=== Data records ===

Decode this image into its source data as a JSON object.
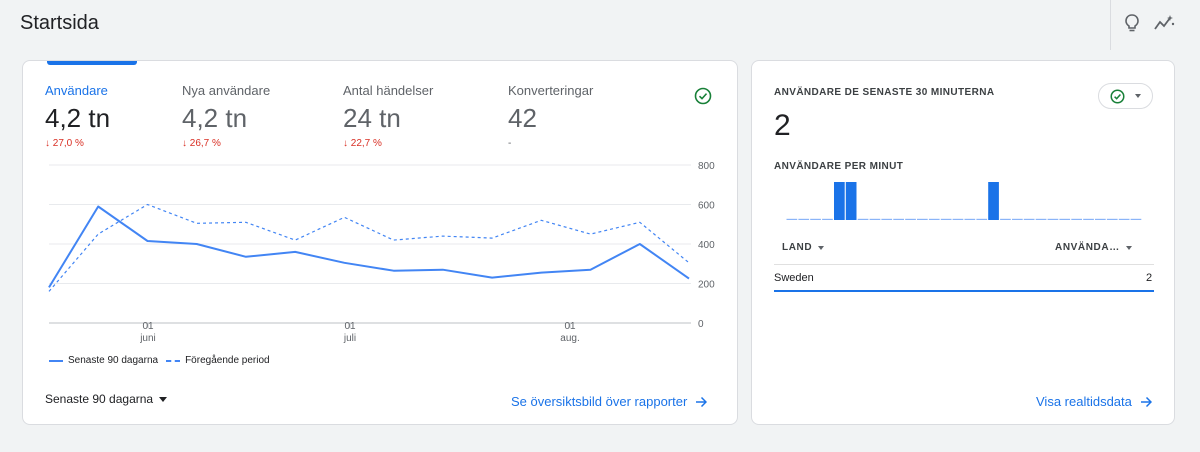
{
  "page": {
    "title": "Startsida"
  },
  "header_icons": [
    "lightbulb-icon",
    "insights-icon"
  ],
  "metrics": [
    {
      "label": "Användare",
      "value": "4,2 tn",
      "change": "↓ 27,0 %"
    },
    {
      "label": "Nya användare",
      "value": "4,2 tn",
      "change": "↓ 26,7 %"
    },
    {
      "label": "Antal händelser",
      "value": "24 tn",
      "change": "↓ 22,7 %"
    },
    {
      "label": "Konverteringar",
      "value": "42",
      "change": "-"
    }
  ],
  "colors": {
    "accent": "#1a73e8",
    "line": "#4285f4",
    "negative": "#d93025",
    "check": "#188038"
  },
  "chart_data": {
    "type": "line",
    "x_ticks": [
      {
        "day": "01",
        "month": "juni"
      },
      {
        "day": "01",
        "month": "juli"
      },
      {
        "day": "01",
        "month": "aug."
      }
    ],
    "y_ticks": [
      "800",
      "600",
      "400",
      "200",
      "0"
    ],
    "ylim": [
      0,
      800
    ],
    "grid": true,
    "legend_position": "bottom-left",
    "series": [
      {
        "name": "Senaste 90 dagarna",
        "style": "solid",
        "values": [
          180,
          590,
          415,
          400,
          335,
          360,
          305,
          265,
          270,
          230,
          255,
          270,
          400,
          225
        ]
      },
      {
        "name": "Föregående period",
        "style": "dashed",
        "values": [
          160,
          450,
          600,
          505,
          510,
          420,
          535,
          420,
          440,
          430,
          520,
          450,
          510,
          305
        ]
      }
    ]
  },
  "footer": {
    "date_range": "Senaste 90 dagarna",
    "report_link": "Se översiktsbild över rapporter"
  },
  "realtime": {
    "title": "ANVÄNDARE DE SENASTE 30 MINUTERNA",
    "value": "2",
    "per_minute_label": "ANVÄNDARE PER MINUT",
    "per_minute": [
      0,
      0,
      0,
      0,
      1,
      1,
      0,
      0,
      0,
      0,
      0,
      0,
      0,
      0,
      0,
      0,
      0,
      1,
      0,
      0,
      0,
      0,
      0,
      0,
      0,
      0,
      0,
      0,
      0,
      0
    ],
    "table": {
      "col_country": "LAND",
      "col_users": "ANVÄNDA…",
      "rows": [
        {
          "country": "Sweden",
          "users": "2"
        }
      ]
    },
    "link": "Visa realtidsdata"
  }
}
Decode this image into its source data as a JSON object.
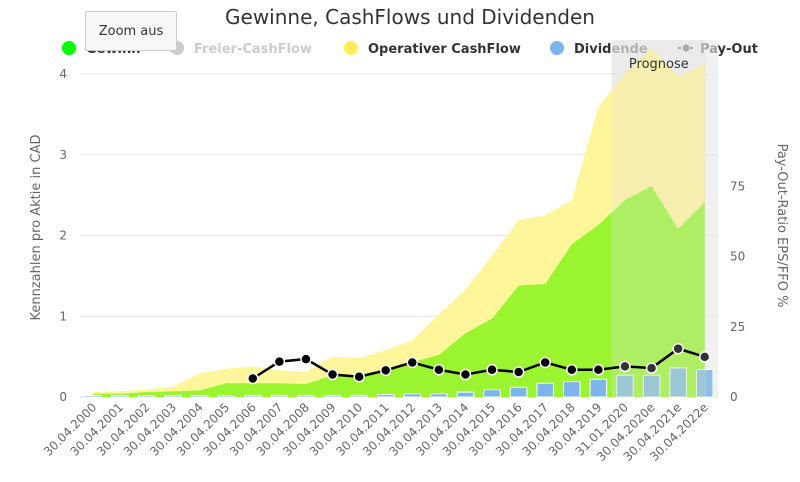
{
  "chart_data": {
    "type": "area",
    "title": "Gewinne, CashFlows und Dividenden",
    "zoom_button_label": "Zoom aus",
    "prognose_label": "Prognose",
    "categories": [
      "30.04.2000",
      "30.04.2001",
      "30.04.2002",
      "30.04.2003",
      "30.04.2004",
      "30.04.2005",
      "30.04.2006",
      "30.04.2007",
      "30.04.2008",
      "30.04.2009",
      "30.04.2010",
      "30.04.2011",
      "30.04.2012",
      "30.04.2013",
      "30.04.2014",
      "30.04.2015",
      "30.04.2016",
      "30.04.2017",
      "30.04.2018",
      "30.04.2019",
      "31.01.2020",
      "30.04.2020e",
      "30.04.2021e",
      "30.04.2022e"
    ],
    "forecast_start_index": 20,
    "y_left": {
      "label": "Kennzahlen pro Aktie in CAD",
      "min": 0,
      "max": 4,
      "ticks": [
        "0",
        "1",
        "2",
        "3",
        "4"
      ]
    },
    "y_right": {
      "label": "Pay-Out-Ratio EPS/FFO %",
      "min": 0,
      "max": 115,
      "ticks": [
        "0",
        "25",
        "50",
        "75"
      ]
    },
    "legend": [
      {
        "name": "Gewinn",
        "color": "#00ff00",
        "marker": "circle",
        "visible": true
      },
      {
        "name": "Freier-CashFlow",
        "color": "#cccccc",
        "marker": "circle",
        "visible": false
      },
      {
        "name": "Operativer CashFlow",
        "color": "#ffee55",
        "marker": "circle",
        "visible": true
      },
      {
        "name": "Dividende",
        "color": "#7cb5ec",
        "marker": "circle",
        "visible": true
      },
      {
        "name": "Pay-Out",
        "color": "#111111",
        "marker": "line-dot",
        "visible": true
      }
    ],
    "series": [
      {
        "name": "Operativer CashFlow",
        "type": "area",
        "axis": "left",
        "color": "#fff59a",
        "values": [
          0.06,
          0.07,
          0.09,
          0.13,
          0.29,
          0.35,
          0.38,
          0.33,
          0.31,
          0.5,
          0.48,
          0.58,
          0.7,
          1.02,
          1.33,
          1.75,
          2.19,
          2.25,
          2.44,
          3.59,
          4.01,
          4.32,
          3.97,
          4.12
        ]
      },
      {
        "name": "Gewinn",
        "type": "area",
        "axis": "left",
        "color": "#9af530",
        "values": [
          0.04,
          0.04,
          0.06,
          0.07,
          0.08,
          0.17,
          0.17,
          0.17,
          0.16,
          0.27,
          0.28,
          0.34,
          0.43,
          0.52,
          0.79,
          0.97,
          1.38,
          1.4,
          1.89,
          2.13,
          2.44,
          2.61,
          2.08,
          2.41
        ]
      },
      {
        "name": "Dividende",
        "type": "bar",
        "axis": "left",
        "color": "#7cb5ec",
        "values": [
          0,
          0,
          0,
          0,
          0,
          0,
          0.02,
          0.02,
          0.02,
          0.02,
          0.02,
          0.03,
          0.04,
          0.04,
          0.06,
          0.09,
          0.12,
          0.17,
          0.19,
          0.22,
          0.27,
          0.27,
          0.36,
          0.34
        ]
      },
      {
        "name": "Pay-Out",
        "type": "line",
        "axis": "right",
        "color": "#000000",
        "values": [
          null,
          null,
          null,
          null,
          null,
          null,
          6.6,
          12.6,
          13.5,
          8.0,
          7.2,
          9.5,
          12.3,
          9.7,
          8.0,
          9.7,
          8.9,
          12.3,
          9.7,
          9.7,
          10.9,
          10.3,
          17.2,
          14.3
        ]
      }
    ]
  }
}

===

Task prompt
Output, exactly, all the records above; include no pictures.

Answer to this task
Decode this image into its source data as a JSON object.
{
  "page": {
    "title": "Startsida"
  },
  "header_icons": [
    "lightbulb-icon",
    "insights-icon"
  ],
  "metrics": [
    {
      "label": "Användare",
      "value": "4,2 tn",
      "change": "↓ 27,0 %"
    },
    {
      "label": "Nya användare",
      "value": "4,2 tn",
      "change": "↓ 26,7 %"
    },
    {
      "label": "Antal händelser",
      "value": "24 tn",
      "change": "↓ 22,7 %"
    },
    {
      "label": "Konverteringar",
      "value": "42",
      "change": "-"
    }
  ],
  "colors": {
    "accent": "#1a73e8",
    "line": "#4285f4",
    "negative": "#d93025",
    "check": "#188038"
  },
  "chart_data": {
    "type": "line",
    "x_ticks": [
      {
        "day": "01",
        "month": "juni"
      },
      {
        "day": "01",
        "month": "juli"
      },
      {
        "day": "01",
        "month": "aug."
      }
    ],
    "y_ticks": [
      "800",
      "600",
      "400",
      "200",
      "0"
    ],
    "ylim": [
      0,
      800
    ],
    "grid": true,
    "legend_position": "bottom-left",
    "series": [
      {
        "name": "Senaste 90 dagarna",
        "style": "solid",
        "values": [
          180,
          590,
          415,
          400,
          335,
          360,
          305,
          265,
          270,
          230,
          255,
          270,
          400,
          225
        ]
      },
      {
        "name": "Föregående period",
        "style": "dashed",
        "values": [
          160,
          450,
          600,
          505,
          510,
          420,
          535,
          420,
          440,
          430,
          520,
          450,
          510,
          305
        ]
      }
    ]
  },
  "footer": {
    "date_range": "Senaste 90 dagarna",
    "report_link": "Se översiktsbild över rapporter"
  },
  "realtime": {
    "title": "ANVÄNDARE DE SENASTE 30 MINUTERNA",
    "value": "2",
    "per_minute_label": "ANVÄNDARE PER MINUT",
    "per_minute": [
      0,
      0,
      0,
      0,
      1,
      1,
      0,
      0,
      0,
      0,
      0,
      0,
      0,
      0,
      0,
      0,
      0,
      1,
      0,
      0,
      0,
      0,
      0,
      0,
      0,
      0,
      0,
      0,
      0,
      0
    ],
    "table": {
      "col_country": "LAND",
      "col_users": "ANVÄNDA…",
      "rows": [
        {
          "country": "Sweden",
          "users": "2"
        }
      ]
    },
    "link": "Visa realtidsdata"
  }
}
Decode this image into its source data as a JSON object.
{
  "chart_data": {
    "type": "area",
    "title": "Gewinne, CashFlows und Dividenden",
    "zoom_button_label": "Zoom aus",
    "prognose_label": "Prognose",
    "categories": [
      "30.04.2000",
      "30.04.2001",
      "30.04.2002",
      "30.04.2003",
      "30.04.2004",
      "30.04.2005",
      "30.04.2006",
      "30.04.2007",
      "30.04.2008",
      "30.04.2009",
      "30.04.2010",
      "30.04.2011",
      "30.04.2012",
      "30.04.2013",
      "30.04.2014",
      "30.04.2015",
      "30.04.2016",
      "30.04.2017",
      "30.04.2018",
      "30.04.2019",
      "31.01.2020",
      "30.04.2020e",
      "30.04.2021e",
      "30.04.2022e"
    ],
    "forecast_start_index": 20,
    "y_left": {
      "label": "Kennzahlen pro Aktie in CAD",
      "min": 0,
      "max": 4,
      "ticks": [
        "0",
        "1",
        "2",
        "3",
        "4"
      ]
    },
    "y_right": {
      "label": "Pay-Out-Ratio EPS/FFO %",
      "min": 0,
      "max": 115,
      "ticks": [
        "0",
        "25",
        "50",
        "75"
      ]
    },
    "legend": [
      {
        "name": "Gewinn",
        "color": "#00ff00",
        "marker": "circle",
        "visible": true
      },
      {
        "name": "Freier-CashFlow",
        "color": "#cccccc",
        "marker": "circle",
        "visible": false
      },
      {
        "name": "Operativer CashFlow",
        "color": "#ffee55",
        "marker": "circle",
        "visible": true
      },
      {
        "name": "Dividende",
        "color": "#7cb5ec",
        "marker": "circle",
        "visible": true
      },
      {
        "name": "Pay-Out",
        "color": "#111111",
        "marker": "line-dot",
        "visible": true
      }
    ],
    "series": [
      {
        "name": "Operativer CashFlow",
        "type": "area",
        "axis": "left",
        "color": "#fff59a",
        "values": [
          0.06,
          0.07,
          0.09,
          0.13,
          0.29,
          0.35,
          0.38,
          0.33,
          0.31,
          0.5,
          0.48,
          0.58,
          0.7,
          1.02,
          1.33,
          1.75,
          2.19,
          2.25,
          2.44,
          3.59,
          4.01,
          4.32,
          3.97,
          4.12
        ]
      },
      {
        "name": "Gewinn",
        "type": "area",
        "axis": "left",
        "color": "#9af530",
        "values": [
          0.04,
          0.04,
          0.06,
          0.07,
          0.08,
          0.17,
          0.17,
          0.17,
          0.16,
          0.27,
          0.28,
          0.34,
          0.43,
          0.52,
          0.79,
          0.97,
          1.38,
          1.4,
          1.89,
          2.13,
          2.44,
          2.61,
          2.08,
          2.41
        ]
      },
      {
        "name": "Dividende",
        "type": "bar",
        "axis": "left",
        "color": "#7cb5ec",
        "values": [
          0,
          0,
          0,
          0,
          0,
          0,
          0.02,
          0.02,
          0.02,
          0.02,
          0.02,
          0.03,
          0.04,
          0.04,
          0.06,
          0.09,
          0.12,
          0.17,
          0.19,
          0.22,
          0.27,
          0.27,
          0.36,
          0.34
        ]
      },
      {
        "name": "Pay-Out",
        "type": "line",
        "axis": "right",
        "color": "#000000",
        "values": [
          null,
          null,
          null,
          null,
          null,
          null,
          6.6,
          12.6,
          13.5,
          8.0,
          7.2,
          9.5,
          12.3,
          9.7,
          8.0,
          9.7,
          8.9,
          12.3,
          9.7,
          9.7,
          10.9,
          10.3,
          17.2,
          14.3
        ]
      }
    ]
  }
}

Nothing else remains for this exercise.